WHAT IS ASKED
Write every line of the rows below as one string in a JSON list, one string per line, and leave out any blank lines.

STORED RECORDS

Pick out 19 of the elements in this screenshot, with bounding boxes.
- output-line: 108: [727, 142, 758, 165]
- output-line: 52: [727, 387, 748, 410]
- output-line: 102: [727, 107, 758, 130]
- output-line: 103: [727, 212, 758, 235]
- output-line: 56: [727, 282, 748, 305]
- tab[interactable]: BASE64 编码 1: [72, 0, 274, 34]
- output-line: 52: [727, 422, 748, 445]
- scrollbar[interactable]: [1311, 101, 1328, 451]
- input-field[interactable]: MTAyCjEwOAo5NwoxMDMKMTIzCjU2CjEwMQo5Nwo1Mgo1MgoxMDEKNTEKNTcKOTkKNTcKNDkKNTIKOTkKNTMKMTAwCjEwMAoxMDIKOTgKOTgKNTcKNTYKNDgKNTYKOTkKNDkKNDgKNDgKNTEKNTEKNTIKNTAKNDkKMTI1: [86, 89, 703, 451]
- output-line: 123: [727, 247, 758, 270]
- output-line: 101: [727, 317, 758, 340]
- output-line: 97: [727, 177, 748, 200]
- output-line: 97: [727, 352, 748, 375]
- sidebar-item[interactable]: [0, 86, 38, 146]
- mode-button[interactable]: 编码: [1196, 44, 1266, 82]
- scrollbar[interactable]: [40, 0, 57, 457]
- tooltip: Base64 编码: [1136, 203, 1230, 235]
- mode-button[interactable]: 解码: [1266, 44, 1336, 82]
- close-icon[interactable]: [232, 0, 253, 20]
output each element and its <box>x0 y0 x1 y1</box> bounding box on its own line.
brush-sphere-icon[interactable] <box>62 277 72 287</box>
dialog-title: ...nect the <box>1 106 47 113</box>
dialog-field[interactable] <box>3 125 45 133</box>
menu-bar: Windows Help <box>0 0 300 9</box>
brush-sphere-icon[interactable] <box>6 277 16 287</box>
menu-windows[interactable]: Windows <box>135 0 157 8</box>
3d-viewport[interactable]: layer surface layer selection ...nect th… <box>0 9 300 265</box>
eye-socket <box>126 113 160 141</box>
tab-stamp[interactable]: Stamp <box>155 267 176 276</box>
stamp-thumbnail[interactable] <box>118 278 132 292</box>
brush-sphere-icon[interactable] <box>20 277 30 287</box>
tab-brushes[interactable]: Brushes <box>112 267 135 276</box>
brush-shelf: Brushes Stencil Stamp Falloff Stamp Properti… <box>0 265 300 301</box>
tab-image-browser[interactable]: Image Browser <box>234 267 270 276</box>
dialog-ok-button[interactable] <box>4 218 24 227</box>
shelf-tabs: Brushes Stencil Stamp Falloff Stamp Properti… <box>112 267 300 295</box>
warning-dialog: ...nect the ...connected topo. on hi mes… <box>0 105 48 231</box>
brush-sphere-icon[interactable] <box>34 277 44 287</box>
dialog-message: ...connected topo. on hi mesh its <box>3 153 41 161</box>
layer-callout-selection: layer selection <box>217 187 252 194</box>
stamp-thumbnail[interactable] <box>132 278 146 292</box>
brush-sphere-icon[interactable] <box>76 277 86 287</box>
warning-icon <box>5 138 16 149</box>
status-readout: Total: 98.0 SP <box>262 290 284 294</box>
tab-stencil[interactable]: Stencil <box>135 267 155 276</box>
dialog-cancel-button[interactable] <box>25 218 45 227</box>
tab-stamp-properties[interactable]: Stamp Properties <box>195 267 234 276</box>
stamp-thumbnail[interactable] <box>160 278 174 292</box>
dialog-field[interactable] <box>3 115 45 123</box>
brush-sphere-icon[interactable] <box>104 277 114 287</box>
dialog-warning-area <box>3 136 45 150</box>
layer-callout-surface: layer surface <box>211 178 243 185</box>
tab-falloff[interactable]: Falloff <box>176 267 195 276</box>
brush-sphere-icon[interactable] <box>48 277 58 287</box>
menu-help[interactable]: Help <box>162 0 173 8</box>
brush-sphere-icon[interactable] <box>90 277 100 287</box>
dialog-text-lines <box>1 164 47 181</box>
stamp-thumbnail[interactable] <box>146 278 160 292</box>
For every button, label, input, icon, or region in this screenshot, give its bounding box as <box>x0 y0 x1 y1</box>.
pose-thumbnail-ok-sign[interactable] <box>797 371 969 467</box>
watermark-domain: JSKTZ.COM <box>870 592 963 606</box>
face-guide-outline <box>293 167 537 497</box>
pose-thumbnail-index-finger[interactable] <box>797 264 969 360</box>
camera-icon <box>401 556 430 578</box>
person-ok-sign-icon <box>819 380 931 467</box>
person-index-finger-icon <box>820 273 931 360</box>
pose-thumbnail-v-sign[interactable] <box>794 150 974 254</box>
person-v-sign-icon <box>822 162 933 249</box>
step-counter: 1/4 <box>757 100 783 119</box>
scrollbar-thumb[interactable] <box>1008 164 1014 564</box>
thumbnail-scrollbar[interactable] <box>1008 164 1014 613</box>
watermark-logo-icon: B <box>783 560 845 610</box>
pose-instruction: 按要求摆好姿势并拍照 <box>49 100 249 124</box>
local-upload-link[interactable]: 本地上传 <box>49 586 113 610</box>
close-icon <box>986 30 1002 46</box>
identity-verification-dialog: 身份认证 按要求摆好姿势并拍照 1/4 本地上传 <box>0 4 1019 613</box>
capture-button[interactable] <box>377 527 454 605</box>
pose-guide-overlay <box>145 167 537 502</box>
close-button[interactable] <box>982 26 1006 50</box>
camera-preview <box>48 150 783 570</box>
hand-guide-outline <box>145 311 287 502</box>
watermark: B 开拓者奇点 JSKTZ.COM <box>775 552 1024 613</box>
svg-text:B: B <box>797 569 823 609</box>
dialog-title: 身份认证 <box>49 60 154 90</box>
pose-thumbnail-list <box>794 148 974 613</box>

OUTPUT OF THE EXERCISE
[
  "Pick out 19 of the elements in this screenshot, with bounding boxes.",
  "- output-line: 108: [727, 142, 758, 165]",
  "- output-line: 52: [727, 387, 748, 410]",
  "- output-line: 102: [727, 107, 758, 130]",
  "- output-line: 103: [727, 212, 758, 235]",
  "- output-line: 56: [727, 282, 748, 305]",
  "- tab[interactable]: BASE64 编码 1: [72, 0, 274, 34]",
  "- output-line: 52: [727, 422, 748, 445]",
  "- scrollbar[interactable]: [1311, 101, 1328, 451]",
  "- input-field[interactable]: MTAyCjEwOAo5NwoxMDMKMTIzCjU2CjEwMQo5Nwo1Mgo1MgoxMDEKNTEKNTcKOTkKNTcKNDkKNTIKOTkKNTMKMTAwCjEwMAoxMDIKOTgKOTgKNTcKNTYKNDgKNTYKOTkKNDkKNDgKNDgKNTEKNTEKNTIKNTAKNDkKMTI1: [86, 89, 703, 451]",
  "- output-line: 123: [727, 247, 758, 270]",
  "- output-line: 101: [727, 317, 758, 340]",
  "- output-line: 97: [727, 177, 748, 200]",
  "- output-line: 97: [727, 352, 748, 375]",
  "- sidebar-item[interactable]: [0, 86, 38, 146]",
  "- mode-button[interactable]: 编码: [1196, 44, 1266, 82]",
  "- scrollbar[interactable]: [40, 0, 57, 457]",
  "- tooltip: Base64 编码: [1136, 203, 1230, 235]",
  "- mode-button[interactable]: 解码: [1266, 44, 1336, 82]",
  "- close-icon[interactable]: [232, 0, 253, 20]",
  "output each element and its <box>x0 y0 x1 y1</box> bounding box on its own line.",
  "brush-sphere-icon[interactable] <box>62 277 72 287</box>",
  "dialog-title: ...nect the <box>1 106 47 113</box>",
  "dialog-field[interactable] <box>3 125 45 133</box>",
  "menu-bar: Windows Help <box>0 0 300 9</box>",
  "brush-sphere-icon[interactable] <box>6 277 16 287</box>",
  "menu-windows[interactable]: Windows <box>135 0 157 8</box>",
  "3d-viewport[interactable]: layer surface layer selection ...nect th… <box>0 9 300 265</box>",
  "eye-socket <box>126 113 160 141</box>",
  "tab-stamp[interactable]: Stamp <box>155 267 176 276</box>",
  "stamp-thumbnail[interactable] <box>118 278 132 292</box>",
  "brush-sphere-icon[interactable] <box>20 277 30 287</box>",
  "tab-brushes[interactable]: Brushes <box>112 267 135 276</box>",
  "brush-shelf: Brushes Stencil Stamp Falloff Stamp Properti… <box>0 265 300 301</box>",
  "tab-image-browser[interactable]: Image Browser <box>234 267 270 276</box>",
  "dialog-ok-button[interactable] <box>4 218 24 227</box>",
  "shelf-tabs: Brushes Stencil Stamp Falloff Stamp Properti… <box>112 267 300 295</box>",
  "warning-dialog: ...nect the ...connected topo. on hi mes… <box>0 105 48 231</box>",
  "brush-sphere-icon[interactable] <box>34 277 44 287</box>",
  "dialog-message: ...connected topo. on hi mesh its <box>3 153 41 161</box>",
  "layer-callout-selection: layer selection <box>217 187 252 194</box>",
  "stamp-thumbnail[interactable] <box>132 278 146 292</box>",
  "brush-sphere-icon[interactable] <box>76 277 86 287</box>",
  "warning-icon <box>5 138 16 149</box>",
  "status-readout: Total: 98.0 SP <box>262 290 284 294</box>",
  "tab-stencil[interactable]: Stencil <box>135 267 155 276</box>",
  "dialog-cancel-button[interactable] <box>25 218 45 227</box>",
  "tab-stamp-properties[interactable]: Stamp Properties <box>195 267 234 276</box>",
  "stamp-thumbnail[interactable] <box>160 278 174 292</box>",
  "dialog-field[interactable] <box>3 115 45 123</box>",
  "brush-sphere-icon[interactable] <box>104 277 114 287</box>",
  "dialog-warning-area <box>3 136 45 150</box>",
  "layer-callout-surface: layer surface <box>211 178 243 185</box>",
  "tab-falloff[interactable]: Falloff <box>176 267 195 276</box>",
  "brush-sphere-icon[interactable] <box>48 277 58 287</box>",
  "menu-help[interactable]: Help <box>162 0 173 8</box>",
  "brush-sphere-icon[interactable] <box>90 277 100 287</box>",
  "dialog-text-lines <box>1 164 47 181</box>",
  "stamp-thumbnail[interactable] <box>146 278 160 292</box>",
  "For every button, label, input, icon, or region in this screenshot, give its bounding box as <box>x0 y0 x1 y1</box>.",
  "pose-thumbnail-ok-sign[interactable] <box>797 371 969 467</box>",
  "watermark-domain: JSKTZ.COM <box>870 592 963 606</box>",
  "face-guide-outline <box>293 167 537 497</box>",
  "pose-thumbnail-index-finger[interactable] <box>797 264 969 360</box>",
  "camera-icon <box>401 556 430 578</box>",
  "person-ok-sign-icon <box>819 380 931 467</box>",
  "person-index-finger-icon <box>820 273 931 360</box>",
  "pose-thumbnail-v-sign[interactable] <box>794 150 974 254</box>",
  "person-v-sign-icon <box>822 162 933 249</box>",
  "step-counter: 1/4 <box>757 100 783 119</box>",
  "scrollbar-thumb[interactable] <box>1008 164 1014 564</box>",
  "thumbnail-scrollbar[interactable] <box>1008 164 1014 613</box>",
  "watermark-logo-icon: B <box>783 560 845 610</box>",
  "pose-instruction: 按要求摆好姿势并拍照 <box>49 100 249 124</box>",
  "local-upload-link[interactable]: 本地上传 <box>49 586 113 610</box>",
  "close-icon <box>986 30 1002 46</box>",
  "identity-verification-dialog: 身份认证 按要求摆好姿势并拍照 1/4 本地上传 <box>0 4 1019 613</box>",
  "capture-button[interactable] <box>377 527 454 605</box>",
  "pose-guide-overlay <box>145 167 537 502</box>",
  "close-button[interactable] <box>982 26 1006 50</box>",
  "camera-preview <box>48 150 783 570</box>",
  "hand-guide-outline <box>145 311 287 502</box>",
  "watermark: B 开拓者奇点 JSKTZ.COM <box>775 552 1024 613</box>",
  "svg-text:B: B <box>797 569 823 609</box>",
  "dialog-title: 身份认证 <box>49 60 154 90</box>",
  "pose-thumbnail-list <box>794 148 974 613</box>"
]